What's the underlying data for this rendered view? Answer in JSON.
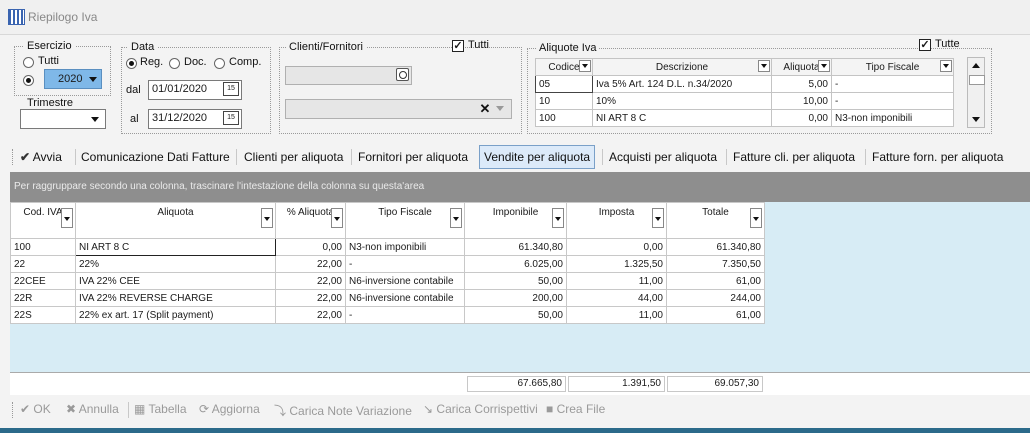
{
  "window": {
    "title": "Riepilogo Iva"
  },
  "esercizio": {
    "legend": "Esercizio",
    "opt_tutti": "Tutti",
    "year": "2020"
  },
  "trimestre": {
    "legend": "Trimestre",
    "value": ""
  },
  "data": {
    "legend": "Data",
    "opt_reg": "Reg.",
    "opt_doc": "Doc.",
    "opt_comp": "Comp.",
    "dal_label": "dal",
    "al_label": "al",
    "dal_value": "01/01/2020",
    "al_value": "31/12/2020"
  },
  "clienti": {
    "legend": "Clienti/Fornitori",
    "tutti_label": "Tutti",
    "tutti_checked": "✓"
  },
  "aliquote": {
    "legend": "Aliquote Iva",
    "tutte_label": "Tutte",
    "tutte_checked": "✓",
    "headers": [
      "Codice",
      "Descrizione",
      "Aliquota",
      "Tipo Fiscale"
    ],
    "rows": [
      [
        "05",
        "Iva 5% Art. 124 D.L. n.34/2020",
        "5,00",
        "-"
      ],
      [
        "10",
        "10%",
        "10,00",
        "-"
      ],
      [
        "100",
        "NI ART 8 C",
        "0,00",
        "N3-non imponibili"
      ]
    ]
  },
  "tabs": {
    "avvia": "Avvia",
    "items": [
      "Comunicazione Dati Fatture",
      "Clienti per aliquota",
      "Fornitori per aliquota",
      "Vendite per aliquota",
      "Acquisti per aliquota",
      "Fatture cli. per aliquota",
      "Fatture forn. per aliquota"
    ]
  },
  "grid": {
    "group_hint": "Per raggruppare secondo una colonna, trascinare l'intestazione della colonna su questa'area",
    "headers": [
      "Cod. IVA",
      "Aliquota",
      "% Aliquota",
      "Tipo Fiscale",
      "Imponibile",
      "Imposta",
      "Totale"
    ],
    "rows": [
      [
        "100",
        "NI ART 8 C",
        "0,00",
        "N3-non imponibili",
        "61.340,80",
        "0,00",
        "61.340,80"
      ],
      [
        "22",
        "22%",
        "22,00",
        "-",
        "6.025,00",
        "1.325,50",
        "7.350,50"
      ],
      [
        "22CEE",
        "IVA 22% CEE",
        "22,00",
        "N6-inversione contabile",
        "50,00",
        "11,00",
        "61,00"
      ],
      [
        "22R",
        "IVA 22% REVERSE CHARGE",
        "22,00",
        "N6-inversione contabile",
        "200,00",
        "44,00",
        "244,00"
      ],
      [
        "22S",
        "22% ex art. 17 (Split payment)",
        "22,00",
        "-",
        "50,00",
        "11,00",
        "61,00"
      ]
    ],
    "totals": {
      "imponibile": "67.665,80",
      "imposta": "1.391,50",
      "totale": "69.057,30"
    }
  },
  "buttons": {
    "ok": "OK",
    "annulla": "Annulla",
    "tabella": "Tabella",
    "aggiorna": "Aggiorna",
    "carica_note": "Carica Note Variazione",
    "carica_corr": "Carica Corrispettivi",
    "crea_file": "Crea File"
  },
  "colors": {
    "accent_blue": "#7fb8e8",
    "grid_bg": "#d7ecf5",
    "group_header": "#8e8e8e",
    "active_tab": "#dceaf9"
  }
}
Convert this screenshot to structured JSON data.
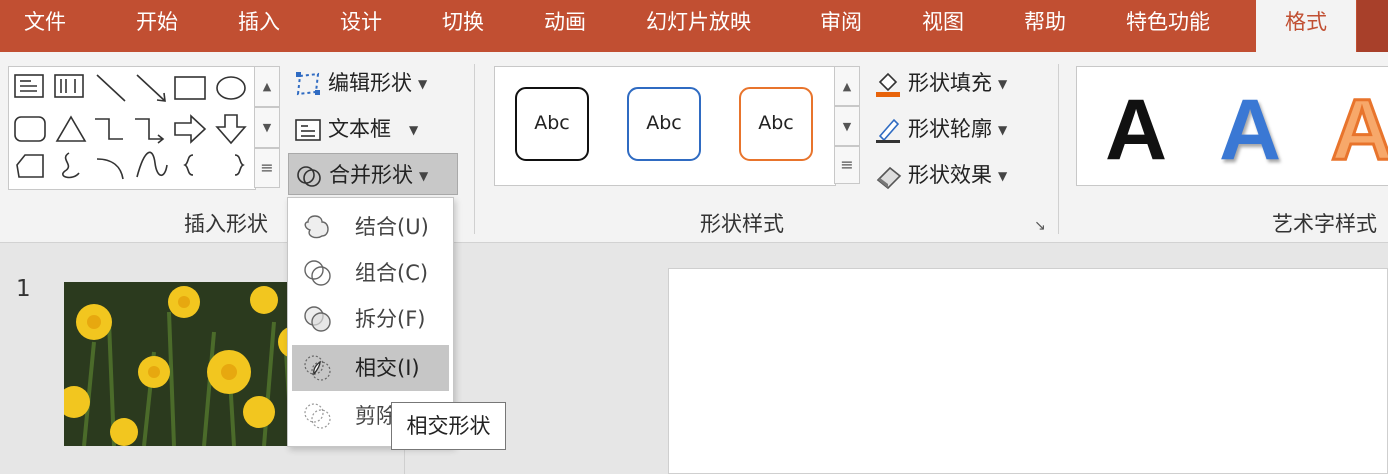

Your task => Your copy should repeat each entry above exactly but contain no pictures.

Output =>
What's the underlying data for this rendered view? Answer in JSON.
{
  "window": {
    "title": "Riepilogo Iva"
  },
  "esercizio": {
    "legend": "Esercizio",
    "opt_tutti": "Tutti",
    "year": "2020"
  },
  "trimestre": {
    "legend": "Trimestre",
    "value": ""
  },
  "data": {
    "legend": "Data",
    "opt_reg": "Reg.",
    "opt_doc": "Doc.",
    "opt_comp": "Comp.",
    "dal_label": "dal",
    "al_label": "al",
    "dal_value": "01/01/2020",
    "al_value": "31/12/2020"
  },
  "clienti": {
    "legend": "Clienti/Fornitori",
    "tutti_label": "Tutti",
    "tutti_checked": "✓"
  },
  "aliquote": {
    "legend": "Aliquote Iva",
    "tutte_label": "Tutte",
    "tutte_checked": "✓",
    "headers": [
      "Codice",
      "Descrizione",
      "Aliquota",
      "Tipo Fiscale"
    ],
    "rows": [
      [
        "05",
        "Iva 5% Art. 124 D.L. n.34/2020",
        "5,00",
        "-"
      ],
      [
        "10",
        "10%",
        "10,00",
        "-"
      ],
      [
        "100",
        "NI ART 8 C",
        "0,00",
        "N3-non imponibili"
      ]
    ]
  },
  "tabs": {
    "avvia": "Avvia",
    "items": [
      "Comunicazione Dati Fatture",
      "Clienti per aliquota",
      "Fornitori per aliquota",
      "Vendite per aliquota",
      "Acquisti per aliquota",
      "Fatture cli. per aliquota",
      "Fatture forn. per aliquota"
    ]
  },
  "grid": {
    "group_hint": "Per raggruppare secondo una colonna, trascinare l'intestazione della colonna su questa'area",
    "headers": [
      "Cod. IVA",
      "Aliquota",
      "% Aliquota",
      "Tipo Fiscale",
      "Imponibile",
      "Imposta",
      "Totale"
    ],
    "rows": [
      [
        "100",
        "NI ART 8 C",
        "0,00",
        "N3-non imponibili",
        "61.340,80",
        "0,00",
        "61.340,80"
      ],
      [
        "22",
        "22%",
        "22,00",
        "-",
        "6.025,00",
        "1.325,50",
        "7.350,50"
      ],
      [
        "22CEE",
        "IVA 22% CEE",
        "22,00",
        "N6-inversione contabile",
        "50,00",
        "11,00",
        "61,00"
      ],
      [
        "22R",
        "IVA 22% REVERSE CHARGE",
        "22,00",
        "N6-inversione contabile",
        "200,00",
        "44,00",
        "244,00"
      ],
      [
        "22S",
        "22% ex art. 17 (Split payment)",
        "22,00",
        "-",
        "50,00",
        "11,00",
        "61,00"
      ]
    ],
    "totals": {
      "imponibile": "67.665,80",
      "imposta": "1.391,50",
      "totale": "69.057,30"
    }
  },
  "buttons": {
    "ok": "OK",
    "annulla": "Annulla",
    "tabella": "Tabella",
    "aggiorna": "Aggiorna",
    "carica_note": "Carica Note Variazione",
    "carica_corr": "Carica Corrispettivi",
    "crea_file": "Crea File"
  },
  "colors": {
    "accent_blue": "#7fb8e8",
    "grid_bg": "#d7ecf5",
    "group_header": "#8e8e8e",
    "active_tab": "#dceaf9"
  }
}
Convert this screenshot to structured JSON data.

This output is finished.